··· EXERCISE MATERIAL
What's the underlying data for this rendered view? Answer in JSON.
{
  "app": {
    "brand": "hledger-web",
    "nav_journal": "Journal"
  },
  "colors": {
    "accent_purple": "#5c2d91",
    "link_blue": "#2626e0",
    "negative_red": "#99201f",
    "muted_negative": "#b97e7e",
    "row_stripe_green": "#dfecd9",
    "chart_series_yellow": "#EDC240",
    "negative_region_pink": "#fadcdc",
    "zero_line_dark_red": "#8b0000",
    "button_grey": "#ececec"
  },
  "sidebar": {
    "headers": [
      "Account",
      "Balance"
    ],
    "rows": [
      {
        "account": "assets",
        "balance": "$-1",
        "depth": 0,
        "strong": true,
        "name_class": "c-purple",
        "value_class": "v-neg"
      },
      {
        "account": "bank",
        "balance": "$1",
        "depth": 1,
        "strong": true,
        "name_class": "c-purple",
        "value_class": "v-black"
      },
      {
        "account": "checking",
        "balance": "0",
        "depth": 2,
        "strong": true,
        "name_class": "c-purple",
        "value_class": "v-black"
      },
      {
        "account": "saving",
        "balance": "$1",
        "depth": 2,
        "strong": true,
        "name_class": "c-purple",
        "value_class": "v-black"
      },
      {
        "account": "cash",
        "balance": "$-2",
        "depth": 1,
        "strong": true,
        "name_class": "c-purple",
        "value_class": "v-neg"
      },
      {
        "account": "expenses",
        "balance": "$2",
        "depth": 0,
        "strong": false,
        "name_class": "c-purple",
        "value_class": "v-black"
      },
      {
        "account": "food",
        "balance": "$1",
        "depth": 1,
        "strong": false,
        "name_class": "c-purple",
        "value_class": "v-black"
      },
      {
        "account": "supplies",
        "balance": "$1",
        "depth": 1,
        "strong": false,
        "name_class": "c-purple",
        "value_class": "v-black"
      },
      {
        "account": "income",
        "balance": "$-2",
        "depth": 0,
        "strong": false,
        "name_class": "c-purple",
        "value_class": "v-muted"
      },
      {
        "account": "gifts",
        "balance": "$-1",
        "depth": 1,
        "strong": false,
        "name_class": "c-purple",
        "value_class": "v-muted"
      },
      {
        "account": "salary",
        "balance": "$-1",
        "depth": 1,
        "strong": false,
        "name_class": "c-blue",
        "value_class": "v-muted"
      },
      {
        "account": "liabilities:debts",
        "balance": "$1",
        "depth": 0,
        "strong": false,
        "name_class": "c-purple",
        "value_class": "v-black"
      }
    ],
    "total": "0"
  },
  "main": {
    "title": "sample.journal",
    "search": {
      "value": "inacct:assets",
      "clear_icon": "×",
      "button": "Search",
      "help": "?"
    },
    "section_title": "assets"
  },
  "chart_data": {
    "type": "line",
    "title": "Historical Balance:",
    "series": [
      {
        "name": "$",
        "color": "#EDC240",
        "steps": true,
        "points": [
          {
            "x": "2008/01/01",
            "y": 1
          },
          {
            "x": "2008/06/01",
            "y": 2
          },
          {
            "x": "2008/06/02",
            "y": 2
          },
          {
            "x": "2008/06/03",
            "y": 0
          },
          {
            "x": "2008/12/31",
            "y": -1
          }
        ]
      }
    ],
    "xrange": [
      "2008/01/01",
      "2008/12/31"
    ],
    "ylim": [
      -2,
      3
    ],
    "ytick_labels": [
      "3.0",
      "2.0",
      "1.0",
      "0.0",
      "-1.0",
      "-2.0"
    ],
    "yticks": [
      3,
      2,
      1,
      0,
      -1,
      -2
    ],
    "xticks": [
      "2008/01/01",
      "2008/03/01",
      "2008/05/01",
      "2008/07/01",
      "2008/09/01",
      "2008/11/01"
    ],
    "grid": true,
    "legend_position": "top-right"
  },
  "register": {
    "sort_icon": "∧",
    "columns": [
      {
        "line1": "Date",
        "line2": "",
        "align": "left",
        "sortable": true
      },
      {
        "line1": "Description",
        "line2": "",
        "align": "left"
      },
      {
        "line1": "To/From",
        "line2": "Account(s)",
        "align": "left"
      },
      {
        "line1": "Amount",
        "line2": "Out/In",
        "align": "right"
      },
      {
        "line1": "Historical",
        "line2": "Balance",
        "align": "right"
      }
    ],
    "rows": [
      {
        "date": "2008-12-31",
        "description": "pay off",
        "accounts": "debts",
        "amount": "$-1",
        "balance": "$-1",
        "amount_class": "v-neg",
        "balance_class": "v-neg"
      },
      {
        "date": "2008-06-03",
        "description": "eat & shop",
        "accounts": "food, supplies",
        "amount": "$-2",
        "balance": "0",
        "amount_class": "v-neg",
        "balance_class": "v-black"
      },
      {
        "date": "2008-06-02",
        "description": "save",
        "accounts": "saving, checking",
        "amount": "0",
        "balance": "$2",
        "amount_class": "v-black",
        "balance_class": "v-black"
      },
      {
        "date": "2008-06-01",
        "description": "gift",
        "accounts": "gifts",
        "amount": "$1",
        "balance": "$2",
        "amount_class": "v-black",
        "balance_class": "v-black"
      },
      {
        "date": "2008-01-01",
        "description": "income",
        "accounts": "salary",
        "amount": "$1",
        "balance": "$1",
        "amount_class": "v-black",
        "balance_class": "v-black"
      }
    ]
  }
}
······
Above are the records; retype every one exactly.

> ANSWER TO THE PROBLEM:
What's the underlying data for this rendered view? Answer in JSON.
{
  "app": {
    "brand": "hledger-web",
    "nav_journal": "Journal"
  },
  "colors": {
    "accent_purple": "#5c2d91",
    "link_blue": "#2626e0",
    "negative_red": "#99201f",
    "muted_negative": "#b97e7e",
    "row_stripe_green": "#dfecd9",
    "chart_series_yellow": "#EDC240",
    "negative_region_pink": "#fadcdc",
    "zero_line_dark_red": "#8b0000",
    "button_grey": "#ececec"
  },
  "sidebar": {
    "headers": [
      "Account",
      "Balance"
    ],
    "rows": [
      {
        "account": "assets",
        "balance": "$-1",
        "depth": 0,
        "strong": true,
        "name_class": "c-purple",
        "value_class": "v-neg"
      },
      {
        "account": "bank",
        "balance": "$1",
        "depth": 1,
        "strong": true,
        "name_class": "c-purple",
        "value_class": "v-black"
      },
      {
        "account": "checking",
        "balance": "0",
        "depth": 2,
        "strong": true,
        "name_class": "c-purple",
        "value_class": "v-black"
      },
      {
        "account": "saving",
        "balance": "$1",
        "depth": 2,
        "strong": true,
        "name_class": "c-purple",
        "value_class": "v-black"
      },
      {
        "account": "cash",
        "balance": "$-2",
        "depth": 1,
        "strong": true,
        "name_class": "c-purple",
        "value_class": "v-neg"
      },
      {
        "account": "expenses",
        "balance": "$2",
        "depth": 0,
        "strong": false,
        "name_class": "c-purple",
        "value_class": "v-black"
      },
      {
        "account": "food",
        "balance": "$1",
        "depth": 1,
        "strong": false,
        "name_class": "c-purple",
        "value_class": "v-black"
      },
      {
        "account": "supplies",
        "balance": "$1",
        "depth": 1,
        "strong": false,
        "name_class": "c-purple",
        "value_class": "v-black"
      },
      {
        "account": "income",
        "balance": "$-2",
        "depth": 0,
        "strong": false,
        "name_class": "c-purple",
        "value_class": "v-muted"
      },
      {
        "account": "gifts",
        "balance": "$-1",
        "depth": 1,
        "strong": false,
        "name_class": "c-purple",
        "value_class": "v-muted"
      },
      {
        "account": "salary",
        "balance": "$-1",
        "depth": 1,
        "strong": false,
        "name_class": "c-blue",
        "value_class": "v-muted"
      },
      {
        "account": "liabilities:debts",
        "balance": "$1",
        "depth": 0,
        "strong": false,
        "name_class": "c-purple",
        "value_class": "v-black"
      }
    ],
    "total": "0"
  },
  "main": {
    "title": "sample.journal",
    "search": {
      "value": "inacct:assets",
      "clear_icon": "×",
      "button": "Search",
      "help": "?"
    },
    "section_title": "assets"
  },
  "chart_data": {
    "type": "line",
    "title": "Historical Balance:",
    "series": [
      {
        "name": "$",
        "color": "#EDC240",
        "steps": true,
        "points": [
          {
            "x": "2008/01/01",
            "y": 1
          },
          {
            "x": "2008/06/01",
            "y": 2
          },
          {
            "x": "2008/06/02",
            "y": 2
          },
          {
            "x": "2008/06/03",
            "y": 0
          },
          {
            "x": "2008/12/31",
            "y": -1
          }
        ]
      }
    ],
    "xrange": [
      "2008/01/01",
      "2008/12/31"
    ],
    "ylim": [
      -2,
      3
    ],
    "ytick_labels": [
      "3.0",
      "2.0",
      "1.0",
      "0.0",
      "-1.0",
      "-2.0"
    ],
    "yticks": [
      3,
      2,
      1,
      0,
      -1,
      -2
    ],
    "xticks": [
      "2008/01/01",
      "2008/03/01",
      "2008/05/01",
      "2008/07/01",
      "2008/09/01",
      "2008/11/01"
    ],
    "grid": true,
    "legend_position": "top-right"
  },
  "register": {
    "sort_icon": "∧",
    "columns": [
      {
        "line1": "Date",
        "line2": "",
        "align": "left",
        "sortable": true
      },
      {
        "line1": "Description",
        "line2": "",
        "align": "left"
      },
      {
        "line1": "To/From",
        "line2": "Account(s)",
        "align": "left"
      },
      {
        "line1": "Amount",
        "line2": "Out/In",
        "align": "right"
      },
      {
        "line1": "Historical",
        "line2": "Balance",
        "align": "right"
      }
    ],
    "rows": [
      {
        "date": "2008-12-31",
        "description": "pay off",
        "accounts": "debts",
        "amount": "$-1",
        "balance": "$-1",
        "amount_class": "v-neg",
        "balance_class": "v-neg"
      },
      {
        "date": "2008-06-03",
        "description": "eat & shop",
        "accounts": "food, supplies",
        "amount": "$-2",
        "balance": "0",
        "amount_class": "v-neg",
        "balance_class": "v-black"
      },
      {
        "date": "2008-06-02",
        "description": "save",
        "accounts": "saving, checking",
        "amount": "0",
        "balance": "$2",
        "amount_class": "v-black",
        "balance_class": "v-black"
      },
      {
        "date": "2008-06-01",
        "description": "gift",
        "accounts": "gifts",
        "amount": "$1",
        "balance": "$2",
        "amount_class": "v-black",
        "balance_class": "v-black"
      },
      {
        "date": "2008-01-01",
        "description": "income",
        "accounts": "salary",
        "amount": "$1",
        "balance": "$1",
        "amount_class": "v-black",
        "balance_class": "v-black"
      }
    ]
  }
}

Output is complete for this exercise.